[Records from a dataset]
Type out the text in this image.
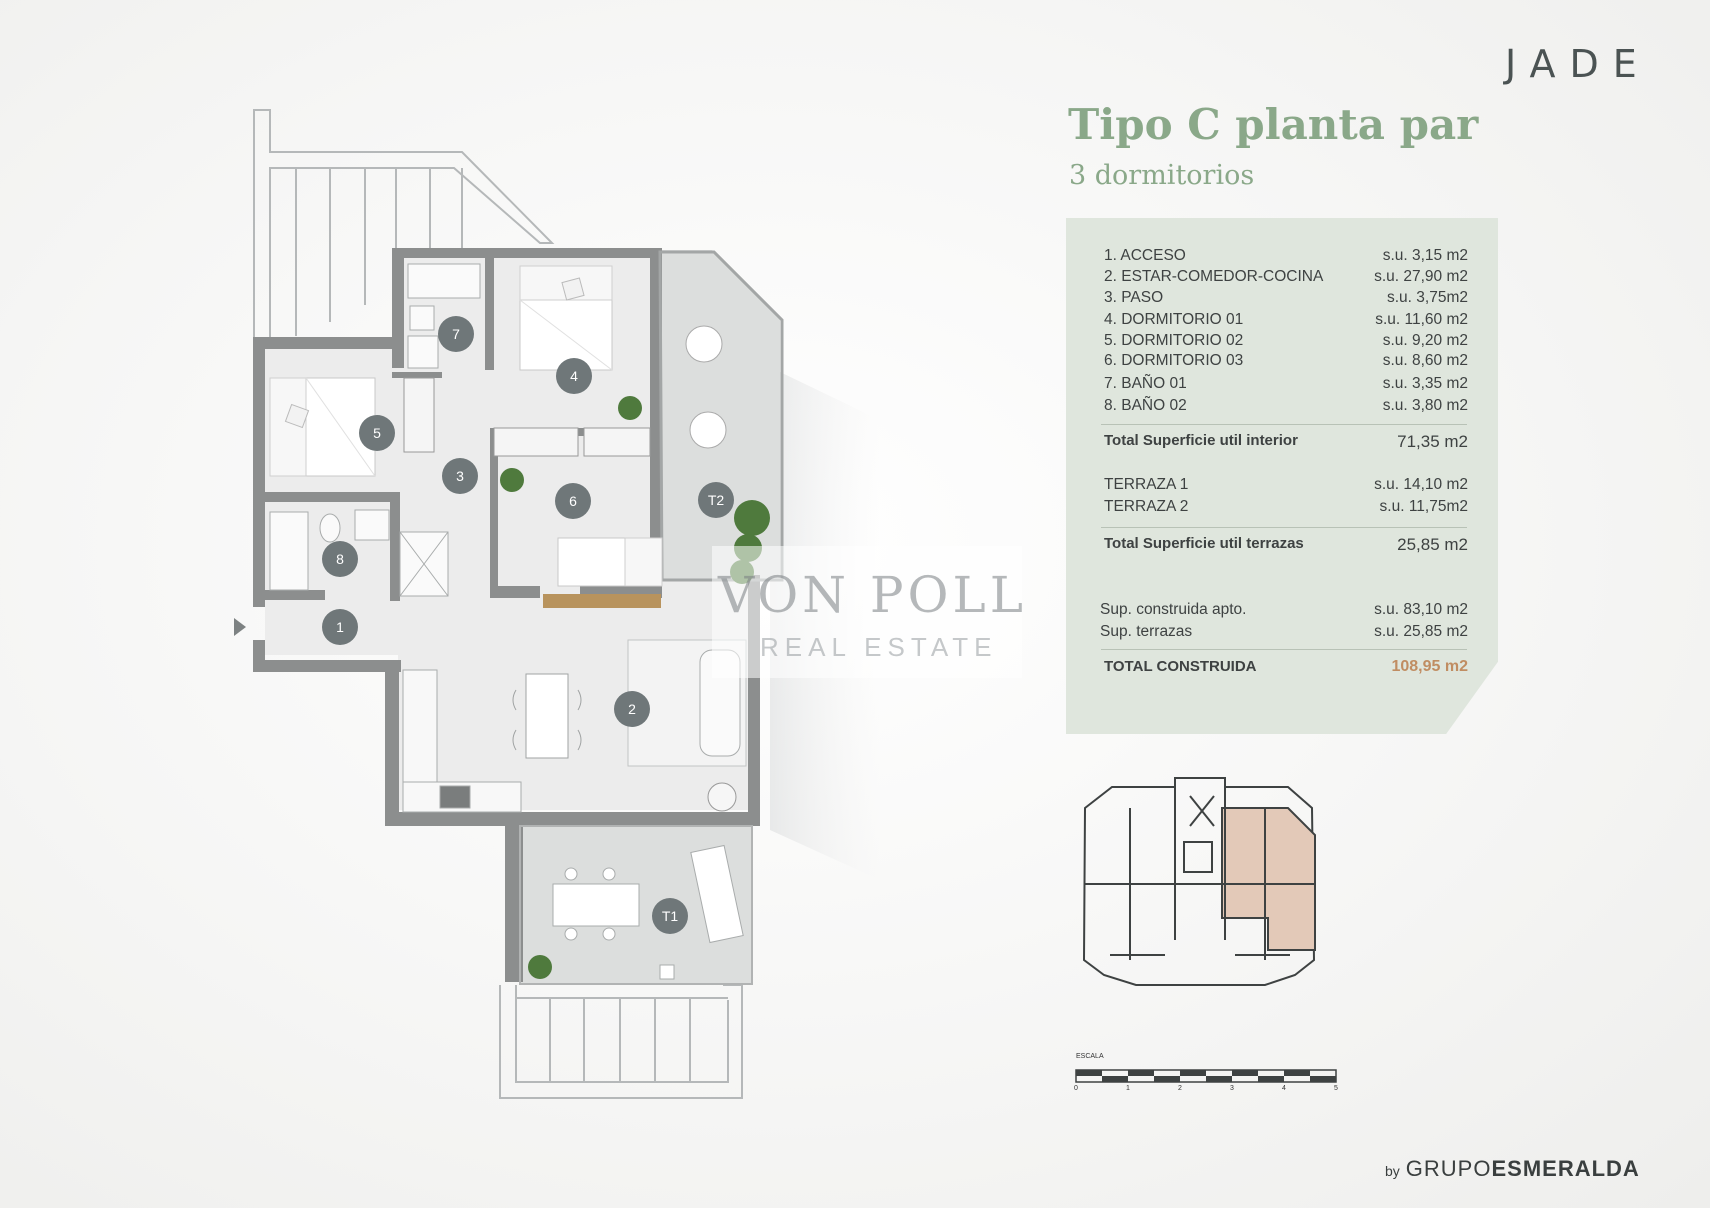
JADE
Tipo C planta par
3 dormitorios
1. ACCESO	s.u. 3,15 m2
2. ESTAR-COMEDOR-COCINA	s.u. 27,90 m2
3. PASO	s.u. 3,75m2
4. DORMITORIO 01	s.u. 11,60 m2
5. DORMITORIO 02	s.u. 9,20 m2
6. DORMITORIO 03	s.u. 8,60 m2
7. BAÑO 01	s.u. 3,35 m2
8. BAÑO 02	s.u. 3,80 m2
Total Superficie util interior	71,35 m2
TERRAZA 1	s.u. 14,10 m2
TERRAZA 2	s.u. 11,75m2
Total Superficie util terrazas	25,85 m2
Sup. construida apto.	s.u. 83,10 m2
Sup. terrazas	s.u. 25,85 m2
TOTAL CONSTRUIDA	108,95 m2
1
2
3
4
5
6
7
8
T1
T2
ESCALA
0	1	2	3	4	5
VON POLL
REAL ESTATE
by GRUPOESMERALDA
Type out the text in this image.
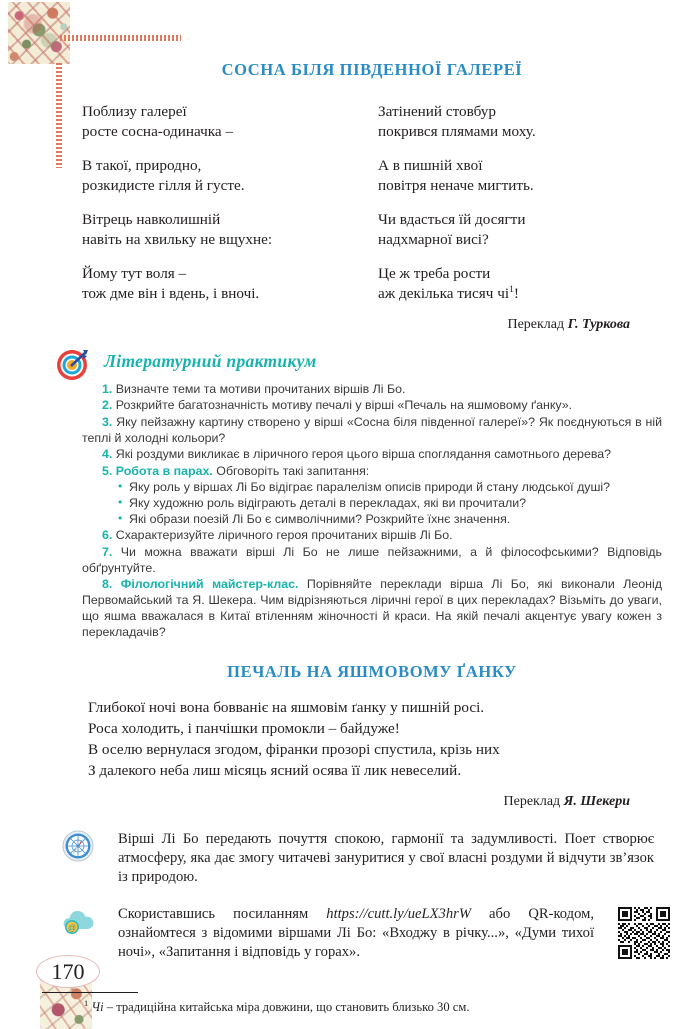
170
СОСНА БІЛЯ ПІВДЕННОЇ ГАЛЕРЕЇ
Поблизу галереї
росте сосна-одиначка –
В такої, природно,
розкидисте гілля й густе.
Вітрець навколишній
навіть на хвильку не вщухне:
Йому тут воля –
тож дме він і вдень, і вночі.
Затінений стовбур
покрився плямами моху.
А в пишній хвої
повітря неначе мигтить.
Чи вдасться їй досягти
надхмарної висі?
Це ж треба рости
аж декілька тисяч чі$^1$!
Переклад Г. Туркова
Літературний практикум

1. Визначте теми та мотиви прочитаних віршів Лі Бо.

2. Розкрийте багатозначність мотиву печалі у вірші «Печаль на яшмовому ґанку».

3. Яку пейзажну картину створено у вірші «Сосна біля південної галереї»? Як поєднуються в ній теплі й холодні кольори?

4. Які роздуми викликає в ліричного героя цього вірша споглядання самотнього дерева?

5. Робота в парах. Обговоріть такі запитання:

• Яку роль у віршах Лі Бо відіграє паралелізм описів природи й стану людської душі?
• Яку художню роль відіграють деталі в перекладах, які ви прочитали?
• Які образи поезій Лі Бо є символічними? Розкрийте їхнє значення.

6. Схарактеризуйте ліричного героя прочитаних віршів Лі Бо.

7. Чи можна вважати вірші Лі Бо не лише пейзажними, а й філософськими? Відповідь обґрунтуйте.

8. Філологічний майстер-клас. Порівняйте переклади вірша Лі Бо, які виконали Леонід Первомайський та Я. Шекера. Чим відрізняються ліричні герої в цих перекладах? Візьміть до уваги, що яшма вважалася в Китаї втіленням жіночності й краси. На якій печалі акцентує увагу кожен з перекладачів?

ПЕЧАЛЬ НА ЯШМОВОМУ ҐАНКУ
Глибокої ночі вона бовваніє на яшмовім ґанку у пишній росі.
Роса холодить, і панчішки промокли – байдуже!
В оселю вернулася згодом, фіранки прозорі спустила, крізь них
З далекого неба лиш місяць ясний осява її лик невеселий.
Переклад Я. Шекери
Вірші Лі Бо передають почуття спокою, гармонії та задумливості. Поет створює атмосферу, яка дає змогу читачеві зануритися у свої власні роздуми й відчути зв’язок із природою.
@
Скориставшись посиланням https://cutt.ly/ueLX3hrW або QR-кодом, ознайомтеся з відомими віршами Лі Бо: «Входжу в річку...», «Думи тихої ночі», «Запитання і відповідь у горах».
$^1$ Чі – традиційна китайська міра довжини, що становить близько 30 см.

◆ **Work required**:
Go through the data above and transcribe it in full, omitting any image.

◆ **Response**:
Type out the text in this image.
JADE
Tipo C planta par
3 dormitorios
1. ACCESO	s.u. 3,15 m2
2. ESTAR-COMEDOR-COCINA	s.u. 27,90 m2
3. PASO	s.u. 3,75m2
4. DORMITORIO 01	s.u. 11,60 m2
5. DORMITORIO 02	s.u. 9,20 m2
6. DORMITORIO 03	s.u. 8,60 m2
7. BAÑO 01	s.u. 3,35 m2
8. BAÑO 02	s.u. 3,80 m2
Total Superficie util interior	71,35 m2
TERRAZA 1	s.u. 14,10 m2
TERRAZA 2	s.u. 11,75m2
Total Superficie util terrazas	25,85 m2
Sup. construida apto.	s.u. 83,10 m2
Sup. terrazas	s.u. 25,85 m2
TOTAL CONSTRUIDA	108,95 m2
1
2
3
4
5
6
7
8
T1
T2
ESCALA
0	1	2	3	4	5
VON POLL
REAL ESTATE
by GRUPOESMERALDA
Type out the text in this image.
170
СОСНА БІЛЯ ПІВДЕННОЇ ГАЛЕРЕЇ
Поблизу галереї
росте сосна-одиначка –
В такої, природно,
розкидисте гілля й густе.
Вітрець навколишній
навіть на хвильку не вщухне:
Йому тут воля –
тож дме він і вдень, і вночі.
Затінений стовбур
покрився плямами моху.
А в пишній хвої
повітря неначе мигтить.
Чи вдасться їй досягти
надхмарної висі?
Це ж треба рости
аж декілька тисяч чі$^1$!
Переклад Г. Туркова
Літературний практикум

1. Визначте теми та мотиви прочитаних віршів Лі Бо.

2. Розкрийте багатозначність мотиву печалі у вірші «Печаль на яшмовому ґанку».

3. Яку пейзажну картину створено у вірші «Сосна біля південної галереї»? Як поєднуються в ній теплі й холодні кольори?

4. Які роздуми викликає в ліричного героя цього вірша споглядання самотнього дерева?

5. Робота в парах. Обговоріть такі запитання:

• Яку роль у віршах Лі Бо відіграє паралелізм описів природи й стану людської душі?
• Яку художню роль відіграють деталі в перекладах, які ви прочитали?
• Які образи поезій Лі Бо є символічними? Розкрийте їхнє значення.

6. Схарактеризуйте ліричного героя прочитаних віршів Лі Бо.

7. Чи можна вважати вірші Лі Бо не лише пейзажними, а й філософськими? Відповідь обґрунтуйте.

8. Філологічний майстер-клас. Порівняйте переклади вірша Лі Бо, які виконали Леонід Первомайський та Я. Шекера. Чим відрізняються ліричні герої в цих перекладах? Візьміть до уваги, що яшма вважалася в Китаї втіленням жіночності й краси. На якій печалі акцентує увагу кожен з перекладачів?

ПЕЧАЛЬ НА ЯШМОВОМУ ҐАНКУ
Глибокої ночі вона бовваніє на яшмовім ґанку у пишній росі.
Роса холодить, і панчішки промокли – байдуже!
В оселю вернулася згодом, фіранки прозорі спустила, крізь них
З далекого неба лиш місяць ясний осява її лик невеселий.
Переклад Я. Шекери
Вірші Лі Бо передають почуття спокою, гармонії та задумливості. Поет створює атмосферу, яка дає змогу читачеві зануритися у свої власні роздуми й відчути зв’язок із природою.
@
Скориставшись посиланням https://cutt.ly/ueLX3hrW або QR-кодом, ознайомтеся з відомими віршами Лі Бо: «Входжу в річку...», «Думи тихої ночі», «Запитання і відповідь у горах».
$^1$ Чі – традиційна китайська міра довжини, що становить близько 30 см.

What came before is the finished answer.